- Stated task
Copy out the records below word for word, omitting the pictures.

- Records supplied

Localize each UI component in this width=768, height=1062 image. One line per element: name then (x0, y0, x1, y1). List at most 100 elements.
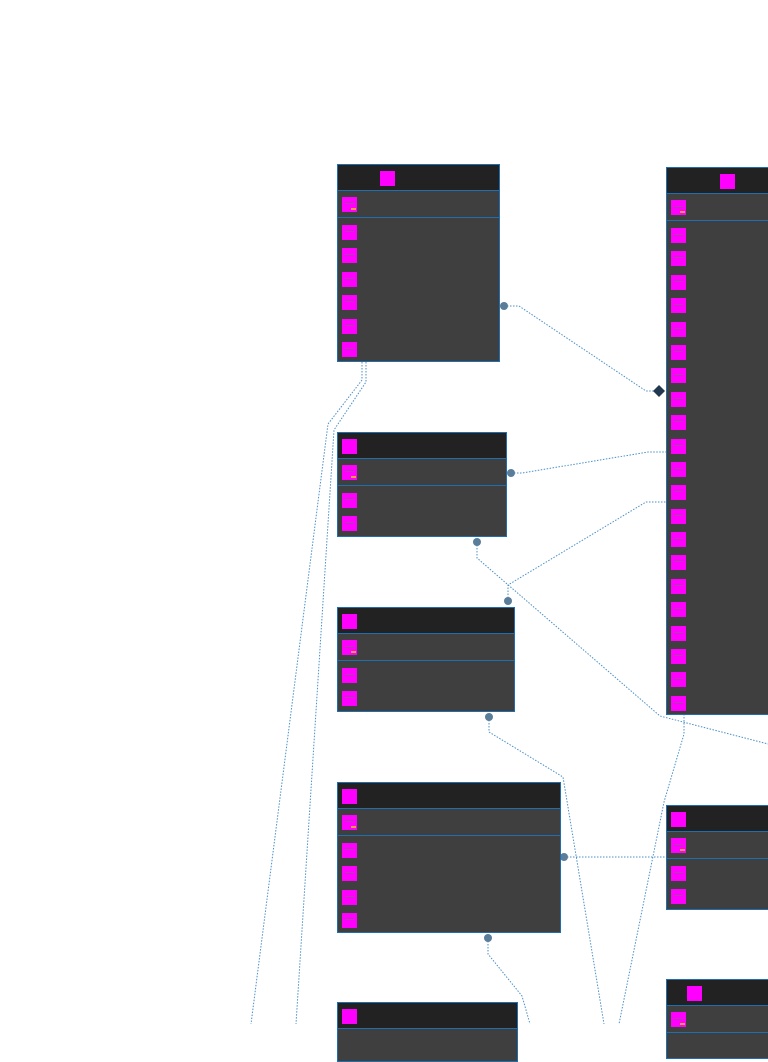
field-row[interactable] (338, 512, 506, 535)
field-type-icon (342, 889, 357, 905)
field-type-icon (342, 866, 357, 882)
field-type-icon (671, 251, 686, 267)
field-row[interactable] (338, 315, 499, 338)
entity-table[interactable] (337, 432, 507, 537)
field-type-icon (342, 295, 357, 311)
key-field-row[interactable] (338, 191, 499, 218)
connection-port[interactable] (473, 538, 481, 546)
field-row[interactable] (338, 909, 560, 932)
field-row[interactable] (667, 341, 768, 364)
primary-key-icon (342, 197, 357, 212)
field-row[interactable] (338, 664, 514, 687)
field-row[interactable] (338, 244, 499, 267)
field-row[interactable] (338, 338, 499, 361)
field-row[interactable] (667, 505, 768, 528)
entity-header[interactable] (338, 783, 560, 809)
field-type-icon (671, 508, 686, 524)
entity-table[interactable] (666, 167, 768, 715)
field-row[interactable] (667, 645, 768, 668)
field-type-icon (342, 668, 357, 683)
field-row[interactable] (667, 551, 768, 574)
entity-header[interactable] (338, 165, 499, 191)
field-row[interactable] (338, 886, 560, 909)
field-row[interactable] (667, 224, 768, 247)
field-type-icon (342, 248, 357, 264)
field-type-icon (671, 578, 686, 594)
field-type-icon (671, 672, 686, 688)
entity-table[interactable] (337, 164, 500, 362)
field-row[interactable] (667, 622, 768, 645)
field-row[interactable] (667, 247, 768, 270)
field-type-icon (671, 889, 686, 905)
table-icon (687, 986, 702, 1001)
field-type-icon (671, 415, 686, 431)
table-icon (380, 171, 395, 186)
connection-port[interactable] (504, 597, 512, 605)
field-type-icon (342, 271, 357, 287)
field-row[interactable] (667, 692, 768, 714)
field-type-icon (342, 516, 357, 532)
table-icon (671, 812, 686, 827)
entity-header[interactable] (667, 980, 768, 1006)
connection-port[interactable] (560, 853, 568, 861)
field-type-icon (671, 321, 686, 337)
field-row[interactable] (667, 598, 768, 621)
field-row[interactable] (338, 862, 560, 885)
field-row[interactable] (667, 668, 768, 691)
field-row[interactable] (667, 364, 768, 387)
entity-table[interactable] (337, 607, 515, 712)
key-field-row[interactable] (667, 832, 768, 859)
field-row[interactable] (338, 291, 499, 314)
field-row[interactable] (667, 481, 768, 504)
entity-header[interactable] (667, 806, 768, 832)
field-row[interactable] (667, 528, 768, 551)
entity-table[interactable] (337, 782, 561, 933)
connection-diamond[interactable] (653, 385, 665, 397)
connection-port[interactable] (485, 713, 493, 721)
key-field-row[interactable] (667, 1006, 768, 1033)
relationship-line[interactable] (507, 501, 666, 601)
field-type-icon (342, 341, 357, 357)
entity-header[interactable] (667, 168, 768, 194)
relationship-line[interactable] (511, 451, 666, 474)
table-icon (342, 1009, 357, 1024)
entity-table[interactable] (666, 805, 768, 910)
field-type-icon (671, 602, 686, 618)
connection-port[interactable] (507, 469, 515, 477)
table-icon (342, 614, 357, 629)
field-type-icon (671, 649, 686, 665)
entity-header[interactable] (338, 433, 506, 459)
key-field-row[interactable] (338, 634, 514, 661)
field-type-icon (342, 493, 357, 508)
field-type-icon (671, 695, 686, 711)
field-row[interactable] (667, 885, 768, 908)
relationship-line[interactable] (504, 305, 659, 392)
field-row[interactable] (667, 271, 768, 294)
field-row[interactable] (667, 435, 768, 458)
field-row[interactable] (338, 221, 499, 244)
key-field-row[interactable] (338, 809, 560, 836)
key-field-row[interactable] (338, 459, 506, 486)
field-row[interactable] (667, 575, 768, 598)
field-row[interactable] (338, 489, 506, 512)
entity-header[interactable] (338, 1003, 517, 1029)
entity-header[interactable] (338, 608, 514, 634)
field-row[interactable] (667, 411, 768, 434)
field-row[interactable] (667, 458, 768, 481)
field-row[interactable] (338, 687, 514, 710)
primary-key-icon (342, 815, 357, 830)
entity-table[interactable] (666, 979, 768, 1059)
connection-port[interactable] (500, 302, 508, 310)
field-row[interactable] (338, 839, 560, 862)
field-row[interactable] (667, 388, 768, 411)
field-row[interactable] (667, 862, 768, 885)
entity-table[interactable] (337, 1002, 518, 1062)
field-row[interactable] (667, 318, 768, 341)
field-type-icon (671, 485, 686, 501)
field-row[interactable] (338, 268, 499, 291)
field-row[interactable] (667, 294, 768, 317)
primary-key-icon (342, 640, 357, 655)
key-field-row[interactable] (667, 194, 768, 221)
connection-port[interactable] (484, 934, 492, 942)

- Solution to this task
Localize each UI component in this width=768, height=1062 image. One line per element: name then (x0, y0, x1, y1). List at most 100 elements.
field-row[interactable] (338, 512, 506, 535)
field-type-icon (342, 889, 357, 905)
field-type-icon (342, 866, 357, 882)
field-type-icon (671, 251, 686, 267)
field-row[interactable] (338, 315, 499, 338)
entity-table[interactable] (337, 432, 507, 537)
field-type-icon (342, 295, 357, 311)
key-field-row[interactable] (338, 191, 499, 218)
connection-port[interactable] (473, 538, 481, 546)
field-row[interactable] (338, 909, 560, 932)
field-row[interactable] (667, 341, 768, 364)
primary-key-icon (342, 197, 357, 212)
field-row[interactable] (338, 664, 514, 687)
field-row[interactable] (338, 244, 499, 267)
field-row[interactable] (338, 338, 499, 361)
field-row[interactable] (667, 505, 768, 528)
entity-header[interactable] (338, 783, 560, 809)
field-type-icon (671, 508, 686, 524)
entity-table[interactable] (666, 167, 768, 715)
field-row[interactable] (667, 645, 768, 668)
field-type-icon (342, 668, 357, 683)
field-row[interactable] (667, 551, 768, 574)
entity-header[interactable] (338, 165, 499, 191)
field-row[interactable] (338, 886, 560, 909)
field-row[interactable] (667, 224, 768, 247)
field-type-icon (342, 248, 357, 264)
field-type-icon (671, 578, 686, 594)
field-type-icon (671, 672, 686, 688)
entity-table[interactable] (337, 164, 500, 362)
field-row[interactable] (667, 622, 768, 645)
field-row[interactable] (667, 247, 768, 270)
field-type-icon (671, 889, 686, 905)
table-icon (687, 986, 702, 1001)
field-type-icon (671, 415, 686, 431)
table-icon (380, 171, 395, 186)
connection-port[interactable] (504, 597, 512, 605)
field-type-icon (342, 271, 357, 287)
field-row[interactable] (667, 692, 768, 714)
field-type-icon (342, 516, 357, 532)
table-icon (671, 812, 686, 827)
entity-header[interactable] (667, 980, 768, 1006)
connection-port[interactable] (560, 853, 568, 861)
field-type-icon (671, 321, 686, 337)
field-row[interactable] (667, 598, 768, 621)
field-row[interactable] (338, 862, 560, 885)
field-row[interactable] (667, 668, 768, 691)
field-row[interactable] (667, 364, 768, 387)
entity-table[interactable] (337, 607, 515, 712)
key-field-row[interactable] (667, 832, 768, 859)
field-row[interactable] (338, 291, 499, 314)
field-row[interactable] (667, 481, 768, 504)
entity-header[interactable] (667, 806, 768, 832)
field-row[interactable] (667, 528, 768, 551)
entity-table[interactable] (337, 782, 561, 933)
connection-diamond[interactable] (653, 385, 665, 397)
connection-port[interactable] (485, 713, 493, 721)
key-field-row[interactable] (667, 1006, 768, 1033)
relationship-line[interactable] (507, 501, 666, 601)
field-type-icon (342, 341, 357, 357)
entity-header[interactable] (667, 168, 768, 194)
relationship-line[interactable] (511, 451, 666, 474)
table-icon (342, 1009, 357, 1024)
entity-table[interactable] (666, 805, 768, 910)
field-type-icon (671, 602, 686, 618)
connection-port[interactable] (507, 469, 515, 477)
table-icon (342, 614, 357, 629)
field-type-icon (671, 649, 686, 665)
entity-header[interactable] (338, 433, 506, 459)
key-field-row[interactable] (338, 634, 514, 661)
field-type-icon (342, 493, 357, 508)
field-type-icon (671, 695, 686, 711)
field-row[interactable] (667, 885, 768, 908)
relationship-line[interactable] (504, 305, 659, 392)
field-row[interactable] (667, 271, 768, 294)
field-row[interactable] (667, 435, 768, 458)
field-row[interactable] (338, 221, 499, 244)
key-field-row[interactable] (338, 809, 560, 836)
key-field-row[interactable] (338, 459, 506, 486)
field-row[interactable] (667, 575, 768, 598)
field-row[interactable] (338, 489, 506, 512)
entity-header[interactable] (338, 1003, 517, 1029)
entity-header[interactable] (338, 608, 514, 634)
field-row[interactable] (667, 411, 768, 434)
field-row[interactable] (667, 458, 768, 481)
field-row[interactable] (338, 687, 514, 710)
primary-key-icon (342, 815, 357, 830)
entity-table[interactable] (666, 979, 768, 1059)
connection-port[interactable] (500, 302, 508, 310)
field-row[interactable] (338, 839, 560, 862)
field-row[interactable] (667, 388, 768, 411)
field-row[interactable] (667, 862, 768, 885)
entity-table[interactable] (337, 1002, 518, 1062)
field-row[interactable] (667, 318, 768, 341)
field-type-icon (671, 485, 686, 501)
field-row[interactable] (338, 268, 499, 291)
field-row[interactable] (667, 294, 768, 317)
primary-key-icon (342, 640, 357, 655)
key-field-row[interactable] (667, 194, 768, 221)
connection-port[interactable] (484, 934, 492, 942)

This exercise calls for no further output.